**Exercise instructions:** Render the text of each of the entries below as a numbered list, omitting blank lines and leaving the pictures out of your answer.

**Dataset items:**
§

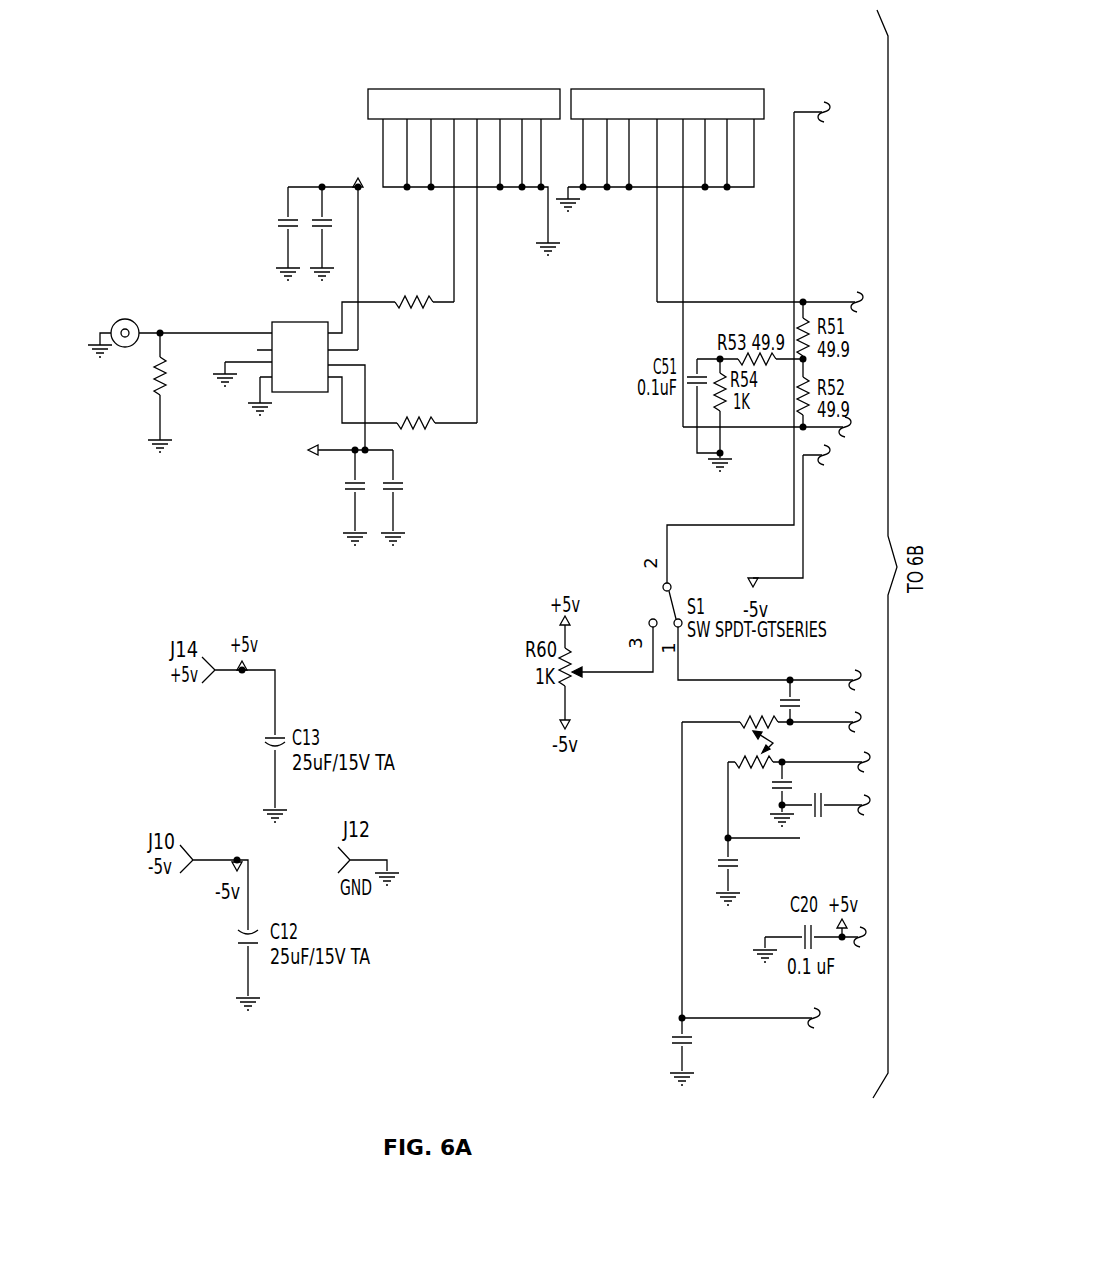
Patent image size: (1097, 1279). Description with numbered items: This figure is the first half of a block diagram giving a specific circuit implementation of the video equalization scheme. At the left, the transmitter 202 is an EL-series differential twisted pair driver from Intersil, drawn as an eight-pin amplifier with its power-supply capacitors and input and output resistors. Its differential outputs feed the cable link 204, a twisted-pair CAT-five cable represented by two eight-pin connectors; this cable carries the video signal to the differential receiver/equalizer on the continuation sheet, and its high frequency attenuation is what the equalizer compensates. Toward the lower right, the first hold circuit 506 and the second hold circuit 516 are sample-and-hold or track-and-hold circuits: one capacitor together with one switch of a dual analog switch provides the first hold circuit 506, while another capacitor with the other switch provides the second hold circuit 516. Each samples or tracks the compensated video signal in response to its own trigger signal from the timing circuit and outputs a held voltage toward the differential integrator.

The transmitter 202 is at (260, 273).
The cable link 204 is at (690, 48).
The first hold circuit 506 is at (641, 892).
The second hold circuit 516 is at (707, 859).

§

**Solution for this task:**
1. Patent image size: (1097, 1279). Description with numbered items: This figure is the first half of a block diagram giving a specific circuit implementation of the video equalization scheme. At the left, the transmitter 202 is an EL-series differential twisted pair driver from Intersil, drawn as an eight-pin amplifier with its power-supply capacitors and input and output resistors. Its differential outputs feed the cable link 204, a twisted-pair CAT-five cable represented by two eight-pin connectors; this cable carries the video signal to the differential receiver/equalizer on the continuation sheet, and its high frequency attenuation is what the equalizer compensates. Toward the lower right, the first hold circuit 506 and the second hold circuit 516 are sample-and-hold or track-and-hold circuits: one capacitor together with one switch of a dual analog switch provides the first hold circuit 506, while another capacitor with the other switch provides the second hold circuit 516. Each samples or tracks the compensated video signal in response to its own trigger signal from the timing circuit and outputs a held voltage toward the differential integrator.
2. The transmitter 202 is at (260, 273).
3. The cable link 204 is at (690, 48).
4. The first hold circuit 506 is at (641, 892).
5. The second hold circuit 516 is at (707, 859).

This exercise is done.